== Data for this task

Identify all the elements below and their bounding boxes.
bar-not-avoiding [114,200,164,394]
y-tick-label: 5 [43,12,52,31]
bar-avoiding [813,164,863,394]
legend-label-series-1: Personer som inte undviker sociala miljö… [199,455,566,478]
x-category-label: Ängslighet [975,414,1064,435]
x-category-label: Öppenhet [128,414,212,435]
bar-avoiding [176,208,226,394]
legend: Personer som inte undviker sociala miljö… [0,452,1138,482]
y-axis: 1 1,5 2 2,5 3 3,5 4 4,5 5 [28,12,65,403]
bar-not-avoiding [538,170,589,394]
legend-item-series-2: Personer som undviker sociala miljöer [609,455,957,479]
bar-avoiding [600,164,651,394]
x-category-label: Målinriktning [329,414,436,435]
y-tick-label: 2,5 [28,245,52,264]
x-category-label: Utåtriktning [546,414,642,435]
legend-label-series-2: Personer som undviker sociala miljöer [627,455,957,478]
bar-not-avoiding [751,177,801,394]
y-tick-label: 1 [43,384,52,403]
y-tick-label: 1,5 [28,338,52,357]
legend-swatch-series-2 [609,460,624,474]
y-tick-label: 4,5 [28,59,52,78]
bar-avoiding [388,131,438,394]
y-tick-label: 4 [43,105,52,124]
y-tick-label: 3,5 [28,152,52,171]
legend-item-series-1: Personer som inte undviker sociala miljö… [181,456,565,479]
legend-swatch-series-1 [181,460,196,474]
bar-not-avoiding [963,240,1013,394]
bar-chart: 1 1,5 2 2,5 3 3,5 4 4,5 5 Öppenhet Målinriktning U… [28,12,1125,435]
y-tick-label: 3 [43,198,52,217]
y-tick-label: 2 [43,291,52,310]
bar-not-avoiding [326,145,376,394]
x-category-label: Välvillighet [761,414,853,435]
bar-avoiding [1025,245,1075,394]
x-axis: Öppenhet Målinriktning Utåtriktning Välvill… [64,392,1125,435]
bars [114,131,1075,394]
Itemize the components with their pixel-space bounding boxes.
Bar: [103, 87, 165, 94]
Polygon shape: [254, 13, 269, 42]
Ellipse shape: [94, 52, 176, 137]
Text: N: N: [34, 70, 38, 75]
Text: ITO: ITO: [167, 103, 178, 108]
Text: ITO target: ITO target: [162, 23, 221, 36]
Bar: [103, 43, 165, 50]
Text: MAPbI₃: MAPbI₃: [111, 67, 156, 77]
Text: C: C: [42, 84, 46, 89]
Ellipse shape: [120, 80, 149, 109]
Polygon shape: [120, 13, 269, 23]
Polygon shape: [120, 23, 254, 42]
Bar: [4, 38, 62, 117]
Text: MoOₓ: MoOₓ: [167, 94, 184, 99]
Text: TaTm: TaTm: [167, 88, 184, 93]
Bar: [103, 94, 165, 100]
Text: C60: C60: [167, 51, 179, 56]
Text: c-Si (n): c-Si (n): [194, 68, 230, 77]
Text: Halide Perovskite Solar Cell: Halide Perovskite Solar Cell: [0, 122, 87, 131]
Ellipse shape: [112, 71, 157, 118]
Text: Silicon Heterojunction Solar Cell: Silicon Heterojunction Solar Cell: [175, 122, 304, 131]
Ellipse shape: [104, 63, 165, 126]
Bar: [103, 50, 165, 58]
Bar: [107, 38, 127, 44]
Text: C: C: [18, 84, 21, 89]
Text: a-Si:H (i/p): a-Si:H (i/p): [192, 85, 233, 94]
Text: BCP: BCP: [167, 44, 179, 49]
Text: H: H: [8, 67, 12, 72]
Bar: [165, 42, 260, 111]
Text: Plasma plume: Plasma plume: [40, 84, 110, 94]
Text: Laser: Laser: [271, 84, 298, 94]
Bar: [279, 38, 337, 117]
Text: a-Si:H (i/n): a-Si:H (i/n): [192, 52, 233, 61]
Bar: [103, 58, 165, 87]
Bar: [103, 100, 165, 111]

====

Instructions to follow: Write out every one of the lines above, character for character, with nothing changed or left out.

Finished answer:
Identify all the elements below and their bounding boxes.
bar-not-avoiding [114,200,164,394]
y-tick-label: 5 [43,12,52,31]
bar-avoiding [813,164,863,394]
legend-label-series-1: Personer som inte undviker sociala miljö… [199,455,566,478]
x-category-label: Ängslighet [975,414,1064,435]
x-category-label: Öppenhet [128,414,212,435]
bar-avoiding [176,208,226,394]
legend: Personer som inte undviker sociala miljö… [0,452,1138,482]
y-axis: 1 1,5 2 2,5 3 3,5 4 4,5 5 [28,12,65,403]
bar-not-avoiding [538,170,589,394]
legend-item-series-2: Personer som undviker sociala miljöer [609,455,957,479]
bar-avoiding [600,164,651,394]
x-category-label: Målinriktning [329,414,436,435]
y-tick-label: 2,5 [28,245,52,264]
x-category-label: Utåtriktning [546,414,642,435]
legend-label-series-2: Personer som undviker sociala miljöer [627,455,957,478]
bar-not-avoiding [751,177,801,394]
y-tick-label: 1 [43,384,52,403]
y-tick-label: 1,5 [28,338,52,357]
legend-swatch-series-2 [609,460,624,474]
y-tick-label: 4,5 [28,59,52,78]
bar-avoiding [388,131,438,394]
y-tick-label: 4 [43,105,52,124]
y-tick-label: 3,5 [28,152,52,171]
legend-item-series-1: Personer som inte undviker sociala miljö… [181,456,565,479]
legend-swatch-series-1 [181,460,196,474]
bar-not-avoiding [963,240,1013,394]
bar-chart: 1 1,5 2 2,5 3 3,5 4 4,5 5 Öppenhet Målinriktning U… [28,12,1125,435]
y-tick-label: 3 [43,198,52,217]
y-tick-label: 2 [43,291,52,310]
bar-not-avoiding [326,145,376,394]
x-category-label: Välvillighet [761,414,853,435]
bar-avoiding [1025,245,1075,394]
x-axis: Öppenhet Målinriktning Utåtriktning Välvill… [64,392,1125,435]
bars [114,131,1075,394]
Itemize the components with their pixel-space bounding boxes.
Bar: [103, 87, 165, 94]
Polygon shape: [254, 13, 269, 42]
Ellipse shape: [94, 52, 176, 137]
Text: N: N: [34, 70, 38, 75]
Text: ITO: ITO: [167, 103, 178, 108]
Text: ITO target: ITO target: [162, 23, 221, 36]
Bar: [103, 43, 165, 50]
Text: MAPbI₃: MAPbI₃: [111, 67, 156, 77]
Text: C: C: [42, 84, 46, 89]
Ellipse shape: [120, 80, 149, 109]
Polygon shape: [120, 13, 269, 23]
Polygon shape: [120, 23, 254, 42]
Bar: [4, 38, 62, 117]
Text: MoOₓ: MoOₓ: [167, 94, 184, 99]
Text: TaTm: TaTm: [167, 88, 184, 93]
Bar: [103, 94, 165, 100]
Text: C60: C60: [167, 51, 179, 56]
Text: c-Si (n): c-Si (n): [194, 68, 230, 77]
Text: Halide Perovskite Solar Cell: Halide Perovskite Solar Cell: [0, 122, 87, 131]
Ellipse shape: [112, 71, 157, 118]
Text: Silicon Heterojunction Solar Cell: Silicon Heterojunction Solar Cell: [175, 122, 304, 131]
Ellipse shape: [104, 63, 165, 126]
Bar: [103, 50, 165, 58]
Bar: [107, 38, 127, 44]
Text: C: C: [18, 84, 21, 89]
Text: a-Si:H (i/p): a-Si:H (i/p): [192, 85, 233, 94]
Text: BCP: BCP: [167, 44, 179, 49]
Text: H: H: [8, 67, 12, 72]
Bar: [165, 42, 260, 111]
Text: Plasma plume: Plasma plume: [40, 84, 110, 94]
Text: Laser: Laser: [271, 84, 298, 94]
Bar: [279, 38, 337, 117]
Text: a-Si:H (i/n): a-Si:H (i/n): [192, 52, 233, 61]
Bar: [103, 58, 165, 87]
Bar: [103, 100, 165, 111]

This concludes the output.